» WORK TO DO: Copy out each line below exactly as it appears.

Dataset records

****

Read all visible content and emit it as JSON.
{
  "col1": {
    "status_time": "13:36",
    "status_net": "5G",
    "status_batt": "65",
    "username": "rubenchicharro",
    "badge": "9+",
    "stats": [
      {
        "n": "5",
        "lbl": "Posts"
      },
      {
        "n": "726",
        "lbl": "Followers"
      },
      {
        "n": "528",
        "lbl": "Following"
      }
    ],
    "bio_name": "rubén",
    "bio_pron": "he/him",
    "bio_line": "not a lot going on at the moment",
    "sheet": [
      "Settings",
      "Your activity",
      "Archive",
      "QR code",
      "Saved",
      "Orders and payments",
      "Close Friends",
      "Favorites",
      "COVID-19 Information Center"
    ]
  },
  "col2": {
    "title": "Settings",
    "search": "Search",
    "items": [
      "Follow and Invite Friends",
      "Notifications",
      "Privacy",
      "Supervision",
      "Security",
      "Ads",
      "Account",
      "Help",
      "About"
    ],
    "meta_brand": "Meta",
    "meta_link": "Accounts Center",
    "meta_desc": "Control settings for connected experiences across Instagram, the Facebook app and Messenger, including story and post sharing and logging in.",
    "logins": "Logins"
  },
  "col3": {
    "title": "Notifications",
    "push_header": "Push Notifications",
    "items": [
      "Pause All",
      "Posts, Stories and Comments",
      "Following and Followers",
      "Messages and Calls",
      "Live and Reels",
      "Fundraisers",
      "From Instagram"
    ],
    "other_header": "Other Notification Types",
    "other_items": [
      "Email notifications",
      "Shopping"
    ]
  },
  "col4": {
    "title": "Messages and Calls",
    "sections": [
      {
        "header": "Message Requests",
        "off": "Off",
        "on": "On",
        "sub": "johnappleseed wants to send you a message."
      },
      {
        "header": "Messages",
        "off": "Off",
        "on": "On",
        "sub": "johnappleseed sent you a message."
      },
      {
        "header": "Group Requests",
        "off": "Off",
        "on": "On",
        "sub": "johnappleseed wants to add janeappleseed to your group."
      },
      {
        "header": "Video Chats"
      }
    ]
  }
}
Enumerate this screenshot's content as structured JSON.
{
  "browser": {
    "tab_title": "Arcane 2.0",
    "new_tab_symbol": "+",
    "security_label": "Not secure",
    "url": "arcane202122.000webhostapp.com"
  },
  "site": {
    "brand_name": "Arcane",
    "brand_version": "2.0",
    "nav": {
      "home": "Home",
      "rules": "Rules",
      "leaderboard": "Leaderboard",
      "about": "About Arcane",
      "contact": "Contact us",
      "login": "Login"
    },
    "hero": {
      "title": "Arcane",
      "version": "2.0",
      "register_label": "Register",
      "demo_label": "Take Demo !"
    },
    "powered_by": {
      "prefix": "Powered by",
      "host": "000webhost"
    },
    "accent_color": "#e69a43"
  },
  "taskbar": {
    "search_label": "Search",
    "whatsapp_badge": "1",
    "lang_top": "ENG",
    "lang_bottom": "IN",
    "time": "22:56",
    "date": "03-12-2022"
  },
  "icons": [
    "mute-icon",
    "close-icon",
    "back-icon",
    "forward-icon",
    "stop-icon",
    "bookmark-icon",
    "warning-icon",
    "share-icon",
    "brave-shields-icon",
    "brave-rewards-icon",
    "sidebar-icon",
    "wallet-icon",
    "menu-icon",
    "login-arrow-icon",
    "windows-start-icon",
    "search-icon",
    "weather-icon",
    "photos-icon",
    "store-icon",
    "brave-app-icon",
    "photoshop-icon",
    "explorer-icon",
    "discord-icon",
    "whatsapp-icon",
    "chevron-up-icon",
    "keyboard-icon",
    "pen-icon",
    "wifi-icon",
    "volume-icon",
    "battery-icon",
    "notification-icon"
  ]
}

****

» SOLVED PROBLEM:
Read all visible content and emit it as JSON.
{
  "col1": {
    "status_time": "13:36",
    "status_net": "5G",
    "status_batt": "65",
    "username": "rubenchicharro",
    "badge": "9+",
    "stats": [
      {
        "n": "5",
        "lbl": "Posts"
      },
      {
        "n": "726",
        "lbl": "Followers"
      },
      {
        "n": "528",
        "lbl": "Following"
      }
    ],
    "bio_name": "rubén",
    "bio_pron": "he/him",
    "bio_line": "not a lot going on at the moment",
    "sheet": [
      "Settings",
      "Your activity",
      "Archive",
      "QR code",
      "Saved",
      "Orders and payments",
      "Close Friends",
      "Favorites",
      "COVID-19 Information Center"
    ]
  },
  "col2": {
    "title": "Settings",
    "search": "Search",
    "items": [
      "Follow and Invite Friends",
      "Notifications",
      "Privacy",
      "Supervision",
      "Security",
      "Ads",
      "Account",
      "Help",
      "About"
    ],
    "meta_brand": "Meta",
    "meta_link": "Accounts Center",
    "meta_desc": "Control settings for connected experiences across Instagram, the Facebook app and Messenger, including story and post sharing and logging in.",
    "logins": "Logins"
  },
  "col3": {
    "title": "Notifications",
    "push_header": "Push Notifications",
    "items": [
      "Pause All",
      "Posts, Stories and Comments",
      "Following and Followers",
      "Messages and Calls",
      "Live and Reels",
      "Fundraisers",
      "From Instagram"
    ],
    "other_header": "Other Notification Types",
    "other_items": [
      "Email notifications",
      "Shopping"
    ]
  },
  "col4": {
    "title": "Messages and Calls",
    "sections": [
      {
        "header": "Message Requests",
        "off": "Off",
        "on": "On",
        "sub": "johnappleseed wants to send you a message."
      },
      {
        "header": "Messages",
        "off": "Off",
        "on": "On",
        "sub": "johnappleseed sent you a message."
      },
      {
        "header": "Group Requests",
        "off": "Off",
        "on": "On",
        "sub": "johnappleseed wants to add janeappleseed to your group."
      },
      {
        "header": "Video Chats"
      }
    ]
  }
}
Enumerate this screenshot's content as structured JSON.
{
  "browser": {
    "tab_title": "Arcane 2.0",
    "new_tab_symbol": "+",
    "security_label": "Not secure",
    "url": "arcane202122.000webhostapp.com"
  },
  "site": {
    "brand_name": "Arcane",
    "brand_version": "2.0",
    "nav": {
      "home": "Home",
      "rules": "Rules",
      "leaderboard": "Leaderboard",
      "about": "About Arcane",
      "contact": "Contact us",
      "login": "Login"
    },
    "hero": {
      "title": "Arcane",
      "version": "2.0",
      "register_label": "Register",
      "demo_label": "Take Demo !"
    },
    "powered_by": {
      "prefix": "Powered by",
      "host": "000webhost"
    },
    "accent_color": "#e69a43"
  },
  "taskbar": {
    "search_label": "Search",
    "whatsapp_badge": "1",
    "lang_top": "ENG",
    "lang_bottom": "IN",
    "time": "22:56",
    "date": "03-12-2022"
  },
  "icons": [
    "mute-icon",
    "close-icon",
    "back-icon",
    "forward-icon",
    "stop-icon",
    "bookmark-icon",
    "warning-icon",
    "share-icon",
    "brave-shields-icon",
    "brave-rewards-icon",
    "sidebar-icon",
    "wallet-icon",
    "menu-icon",
    "login-arrow-icon",
    "windows-start-icon",
    "search-icon",
    "weather-icon",
    "photos-icon",
    "store-icon",
    "brave-app-icon",
    "photoshop-icon",
    "explorer-icon",
    "discord-icon",
    "whatsapp-icon",
    "chevron-up-icon",
    "keyboard-icon",
    "pen-icon",
    "wifi-icon",
    "volume-icon",
    "battery-icon",
    "notification-icon"
  ]
}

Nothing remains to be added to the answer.